THE PROBLEM
Your copy of the material below should match it exactly, except that it holds no pictures.

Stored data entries
---

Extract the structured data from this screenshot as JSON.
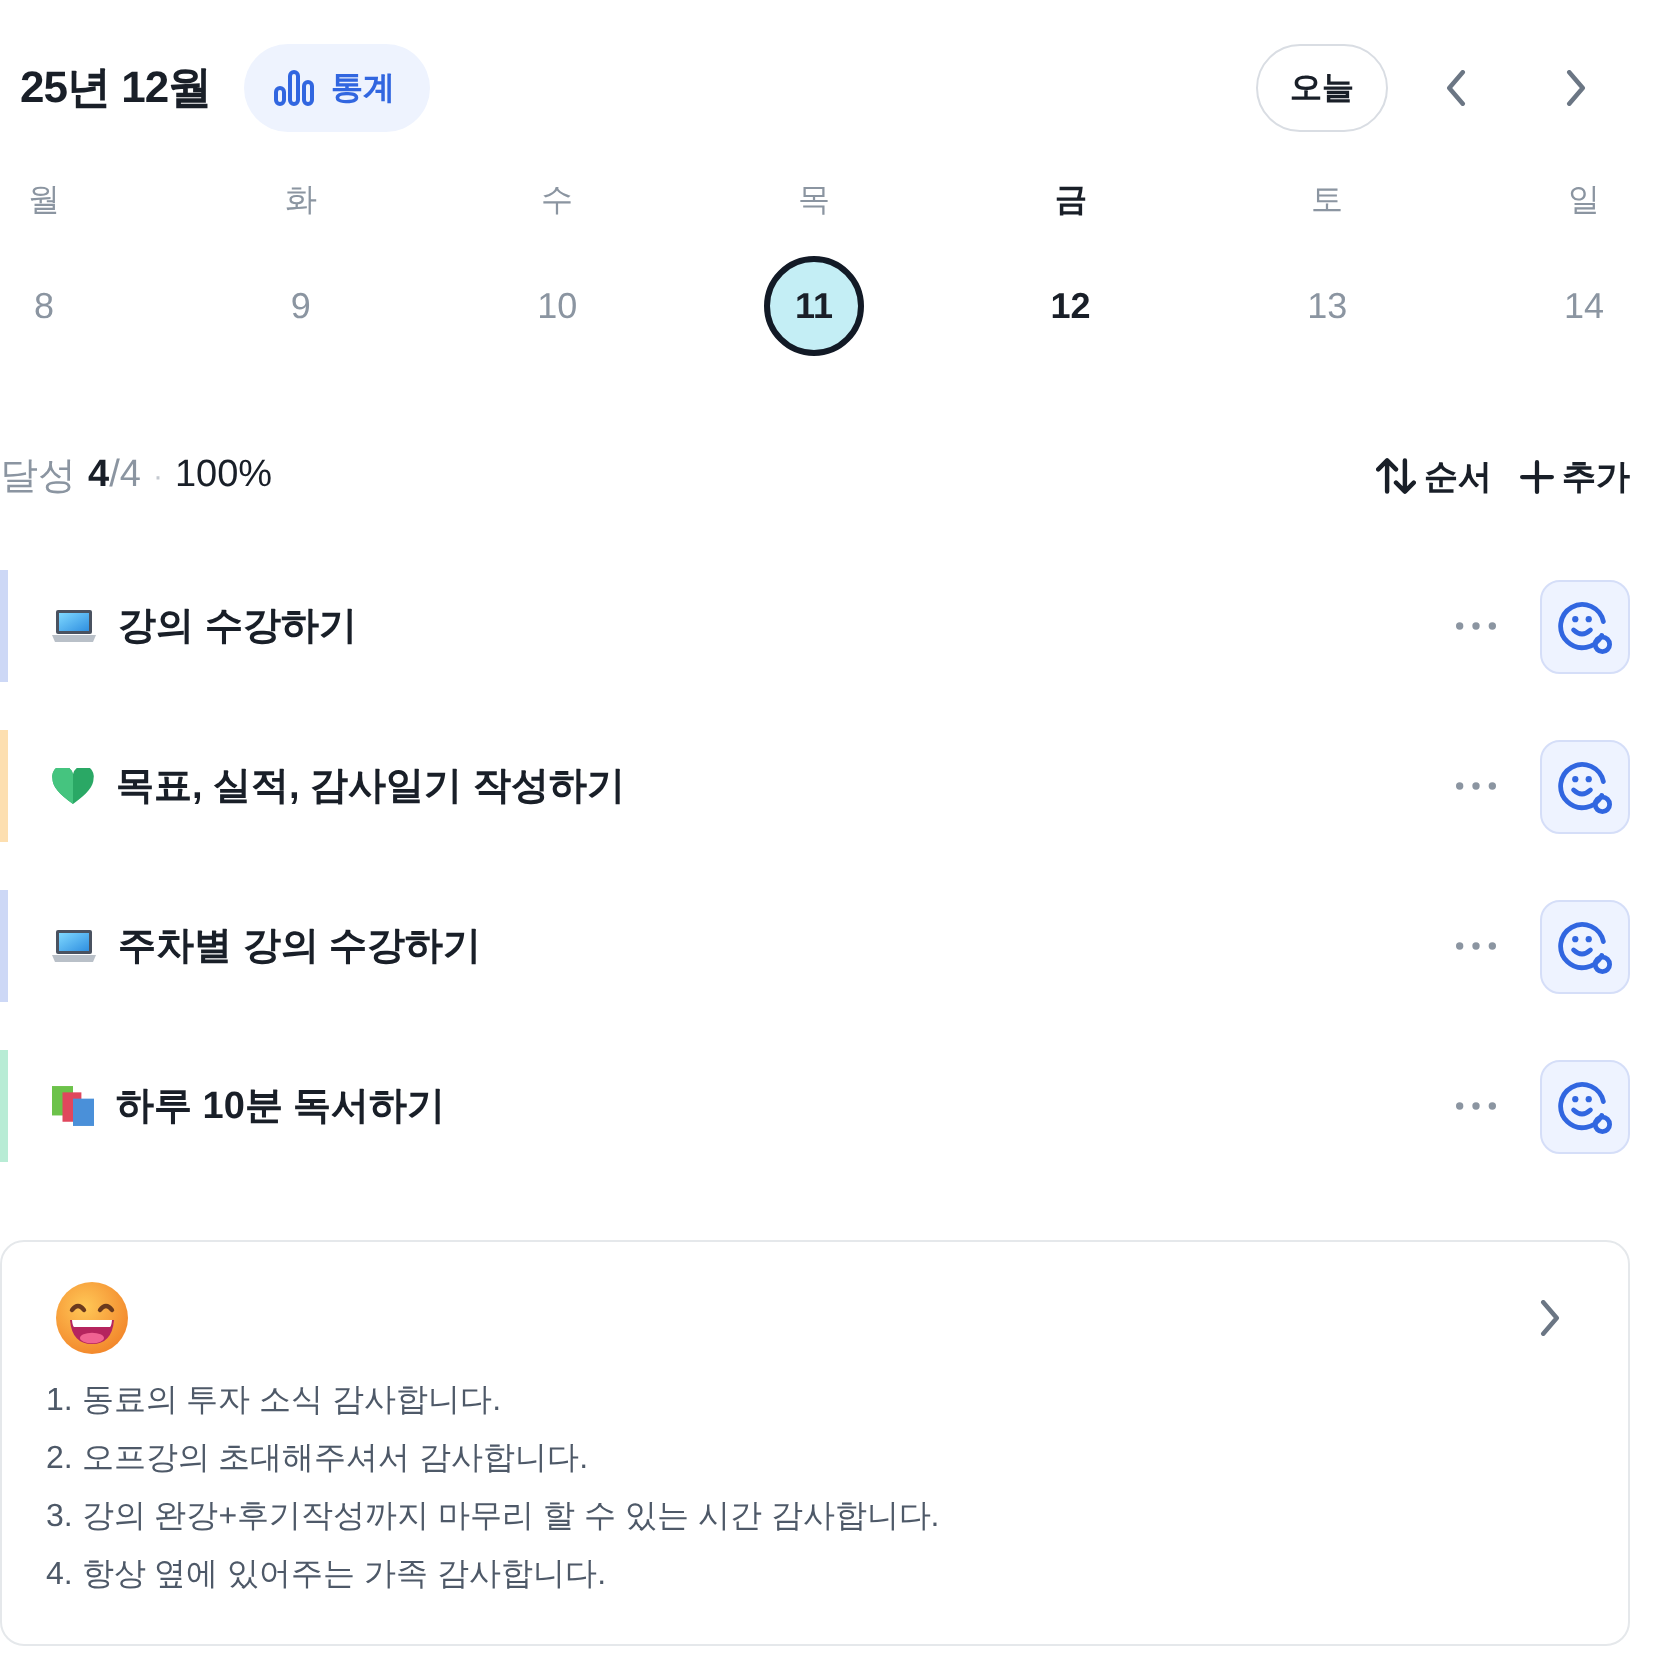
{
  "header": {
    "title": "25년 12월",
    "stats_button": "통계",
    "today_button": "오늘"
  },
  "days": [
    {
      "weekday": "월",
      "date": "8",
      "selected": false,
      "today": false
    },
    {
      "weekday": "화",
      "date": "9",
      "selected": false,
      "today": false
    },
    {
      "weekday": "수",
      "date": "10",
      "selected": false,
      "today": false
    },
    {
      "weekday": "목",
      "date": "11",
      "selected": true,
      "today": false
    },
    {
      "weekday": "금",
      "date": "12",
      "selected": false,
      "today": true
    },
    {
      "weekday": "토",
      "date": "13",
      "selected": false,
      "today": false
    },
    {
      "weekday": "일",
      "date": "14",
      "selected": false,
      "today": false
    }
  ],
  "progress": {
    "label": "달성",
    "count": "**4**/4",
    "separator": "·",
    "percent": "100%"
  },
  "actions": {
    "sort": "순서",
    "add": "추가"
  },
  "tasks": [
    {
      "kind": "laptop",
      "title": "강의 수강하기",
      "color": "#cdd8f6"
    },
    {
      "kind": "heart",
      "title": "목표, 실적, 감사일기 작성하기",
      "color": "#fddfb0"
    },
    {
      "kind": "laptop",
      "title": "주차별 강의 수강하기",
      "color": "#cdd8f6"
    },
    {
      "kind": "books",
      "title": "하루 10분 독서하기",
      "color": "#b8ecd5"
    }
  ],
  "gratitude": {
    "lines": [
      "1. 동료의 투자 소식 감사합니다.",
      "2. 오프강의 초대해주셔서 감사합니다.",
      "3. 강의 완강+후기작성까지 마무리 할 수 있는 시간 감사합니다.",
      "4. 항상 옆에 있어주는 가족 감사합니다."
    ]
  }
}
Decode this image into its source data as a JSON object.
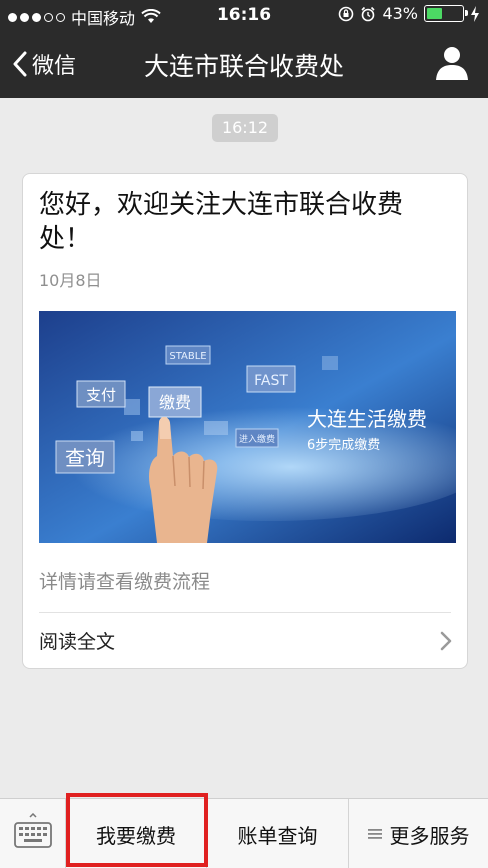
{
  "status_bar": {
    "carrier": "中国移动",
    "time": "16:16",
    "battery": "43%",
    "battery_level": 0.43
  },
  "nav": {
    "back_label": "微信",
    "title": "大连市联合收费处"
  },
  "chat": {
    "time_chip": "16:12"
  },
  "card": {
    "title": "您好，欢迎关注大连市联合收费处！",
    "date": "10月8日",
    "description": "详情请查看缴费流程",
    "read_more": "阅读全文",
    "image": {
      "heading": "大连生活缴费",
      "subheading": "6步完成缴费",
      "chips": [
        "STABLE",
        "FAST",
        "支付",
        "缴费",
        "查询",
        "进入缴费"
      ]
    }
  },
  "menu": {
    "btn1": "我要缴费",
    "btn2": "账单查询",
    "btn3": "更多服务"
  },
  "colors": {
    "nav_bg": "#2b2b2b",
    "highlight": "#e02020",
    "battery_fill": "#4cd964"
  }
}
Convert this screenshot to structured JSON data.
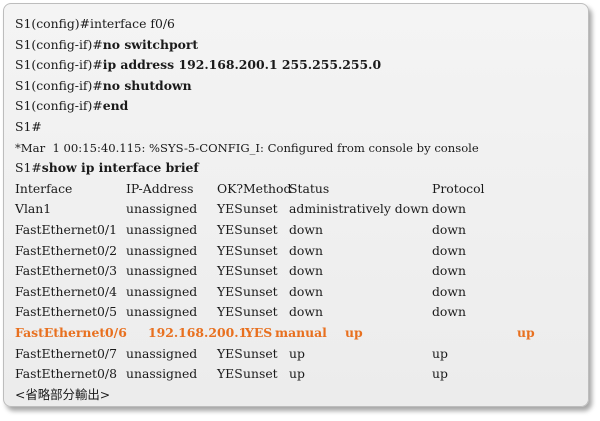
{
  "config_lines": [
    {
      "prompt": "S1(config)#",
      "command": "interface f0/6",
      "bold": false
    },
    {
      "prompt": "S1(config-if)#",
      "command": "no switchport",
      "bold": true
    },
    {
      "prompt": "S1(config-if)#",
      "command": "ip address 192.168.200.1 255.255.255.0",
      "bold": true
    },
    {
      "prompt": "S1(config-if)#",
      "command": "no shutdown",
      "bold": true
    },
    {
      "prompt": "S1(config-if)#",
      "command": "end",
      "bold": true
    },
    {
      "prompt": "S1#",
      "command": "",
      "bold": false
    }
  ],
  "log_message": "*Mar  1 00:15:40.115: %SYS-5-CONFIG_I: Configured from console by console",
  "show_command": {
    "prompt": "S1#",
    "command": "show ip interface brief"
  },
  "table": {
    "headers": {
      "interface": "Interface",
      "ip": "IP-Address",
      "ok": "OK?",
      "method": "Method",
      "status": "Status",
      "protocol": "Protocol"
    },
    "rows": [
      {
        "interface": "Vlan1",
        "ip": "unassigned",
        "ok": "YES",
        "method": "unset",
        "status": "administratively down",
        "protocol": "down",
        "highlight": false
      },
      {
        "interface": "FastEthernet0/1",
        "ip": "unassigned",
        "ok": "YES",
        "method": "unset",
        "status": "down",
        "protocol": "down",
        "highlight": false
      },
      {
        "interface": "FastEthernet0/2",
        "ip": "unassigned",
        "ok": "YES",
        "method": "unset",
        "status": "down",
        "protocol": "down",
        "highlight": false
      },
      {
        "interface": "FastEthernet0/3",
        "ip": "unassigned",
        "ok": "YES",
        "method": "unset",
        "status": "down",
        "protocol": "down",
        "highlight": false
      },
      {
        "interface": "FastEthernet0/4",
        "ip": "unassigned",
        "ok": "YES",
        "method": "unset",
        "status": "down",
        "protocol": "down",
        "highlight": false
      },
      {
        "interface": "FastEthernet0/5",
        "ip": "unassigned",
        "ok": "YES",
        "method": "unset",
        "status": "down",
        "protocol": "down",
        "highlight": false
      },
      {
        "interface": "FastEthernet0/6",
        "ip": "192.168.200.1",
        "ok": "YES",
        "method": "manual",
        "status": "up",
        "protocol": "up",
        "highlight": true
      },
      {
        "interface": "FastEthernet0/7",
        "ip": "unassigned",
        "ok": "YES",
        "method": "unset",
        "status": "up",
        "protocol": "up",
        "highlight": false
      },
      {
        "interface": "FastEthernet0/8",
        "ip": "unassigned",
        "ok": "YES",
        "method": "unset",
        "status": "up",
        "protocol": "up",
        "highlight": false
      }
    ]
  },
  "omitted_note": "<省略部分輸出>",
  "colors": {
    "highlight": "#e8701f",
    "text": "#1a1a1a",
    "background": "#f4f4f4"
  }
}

---

EXERCISE OUTPUT
Extract the structured data from this screenshot as JSON.
{
  "header": {
    "title": "25년 12월",
    "stats_button": "통계",
    "today_button": "오늘"
  },
  "days": [
    {
      "weekday": "월",
      "date": "8",
      "selected": false,
      "today": false
    },
    {
      "weekday": "화",
      "date": "9",
      "selected": false,
      "today": false
    },
    {
      "weekday": "수",
      "date": "10",
      "selected": false,
      "today": false
    },
    {
      "weekday": "목",
      "date": "11",
      "selected": true,
      "today": false
    },
    {
      "weekday": "금",
      "date": "12",
      "selected": false,
      "today": true
    },
    {
      "weekday": "토",
      "date": "13",
      "selected": false,
      "today": false
    },
    {
      "weekday": "일",
      "date": "14",
      "selected": false,
      "today": false
    }
  ],
  "progress": {
    "label": "달성",
    "count": "**4**/4",
    "separator": "·",
    "percent": "100%"
  },
  "actions": {
    "sort": "순서",
    "add": "추가"
  },
  "tasks": [
    {
      "kind": "laptop",
      "title": "강의 수강하기",
      "color": "#cdd8f6"
    },
    {
      "kind": "heart",
      "title": "목표, 실적, 감사일기 작성하기",
      "color": "#fddfb0"
    },
    {
      "kind": "laptop",
      "title": "주차별 강의 수강하기",
      "color": "#cdd8f6"
    },
    {
      "kind": "books",
      "title": "하루 10분 독서하기",
      "color": "#b8ecd5"
    }
  ],
  "gratitude": {
    "lines": [
      "1. 동료의 투자 소식 감사합니다.",
      "2. 오프강의 초대해주셔서 감사합니다.",
      "3. 강의 완강+후기작성까지 마무리 할 수 있는 시간 감사합니다.",
      "4. 항상 옆에 있어주는 가족 감사합니다."
    ]
  }
}
Decode this image into its source data as a JSON object.
{
  "status_bar": {
    "carrier": "中国移动",
    "time": "16:16",
    "battery": "43%",
    "battery_level": 0.43
  },
  "nav": {
    "back_label": "微信",
    "title": "大连市联合收费处"
  },
  "chat": {
    "time_chip": "16:12"
  },
  "card": {
    "title": "您好，欢迎关注大连市联合收费处！",
    "date": "10月8日",
    "description": "详情请查看缴费流程",
    "read_more": "阅读全文",
    "image": {
      "heading": "大连生活缴费",
      "subheading": "6步完成缴费",
      "chips": [
        "STABLE",
        "FAST",
        "支付",
        "缴费",
        "查询",
        "进入缴费"
      ]
    }
  },
  "menu": {
    "btn1": "我要缴费",
    "btn2": "账单查询",
    "btn3": "更多服务"
  },
  "colors": {
    "nav_bg": "#2b2b2b",
    "highlight": "#e02020",
    "battery_fill": "#4cd964"
  }
}
Convert this screenshot to structured JSON data.
{
  "config_lines": [
    {
      "prompt": "S1(config)#",
      "command": "interface f0/6",
      "bold": false
    },
    {
      "prompt": "S1(config-if)#",
      "command": "no switchport",
      "bold": true
    },
    {
      "prompt": "S1(config-if)#",
      "command": "ip address 192.168.200.1 255.255.255.0",
      "bold": true
    },
    {
      "prompt": "S1(config-if)#",
      "command": "no shutdown",
      "bold": true
    },
    {
      "prompt": "S1(config-if)#",
      "command": "end",
      "bold": true
    },
    {
      "prompt": "S1#",
      "command": "",
      "bold": false
    }
  ],
  "log_message": "*Mar  1 00:15:40.115: %SYS-5-CONFIG_I: Configured from console by console",
  "show_command": {
    "prompt": "S1#",
    "command": "show ip interface brief"
  },
  "table": {
    "headers": {
      "interface": "Interface",
      "ip": "IP-Address",
      "ok": "OK?",
      "method": "Method",
      "status": "Status",
      "protocol": "Protocol"
    },
    "rows": [
      {
        "interface": "Vlan1",
        "ip": "unassigned",
        "ok": "YES",
        "method": "unset",
        "status": "administratively down",
        "protocol": "down",
        "highlight": false
      },
      {
        "interface": "FastEthernet0/1",
        "ip": "unassigned",
        "ok": "YES",
        "method": "unset",
        "status": "down",
        "protocol": "down",
        "highlight": false
      },
      {
        "interface": "FastEthernet0/2",
        "ip": "unassigned",
        "ok": "YES",
        "method": "unset",
        "status": "down",
        "protocol": "down",
        "highlight": false
      },
      {
        "interface": "FastEthernet0/3",
        "ip": "unassigned",
        "ok": "YES",
        "method": "unset",
        "status": "down",
        "protocol": "down",
        "highlight": false
      },
      {
        "interface": "FastEthernet0/4",
        "ip": "unassigned",
        "ok": "YES",
        "method": "unset",
        "status": "down",
        "protocol": "down",
        "highlight": false
      },
      {
        "interface": "FastEthernet0/5",
        "ip": "unassigned",
        "ok": "YES",
        "method": "unset",
        "status": "down",
        "protocol": "down",
        "highlight": false
      },
      {
        "interface": "FastEthernet0/6",
        "ip": "192.168.200.1",
        "ok": "YES",
        "method": "manual",
        "status": "up",
        "protocol": "up",
        "highlight": true
      },
      {
        "interface": "FastEthernet0/7",
        "ip": "unassigned",
        "ok": "YES",
        "method": "unset",
        "status": "up",
        "protocol": "up",
        "highlight": false
      },
      {
        "interface": "FastEthernet0/8",
        "ip": "unassigned",
        "ok": "YES",
        "method": "unset",
        "status": "up",
        "protocol": "up",
        "highlight": false
      }
    ]
  },
  "omitted_note": "<省略部分輸出>",
  "colors": {
    "highlight": "#e8701f",
    "text": "#1a1a1a",
    "background": "#f4f4f4"
  }
}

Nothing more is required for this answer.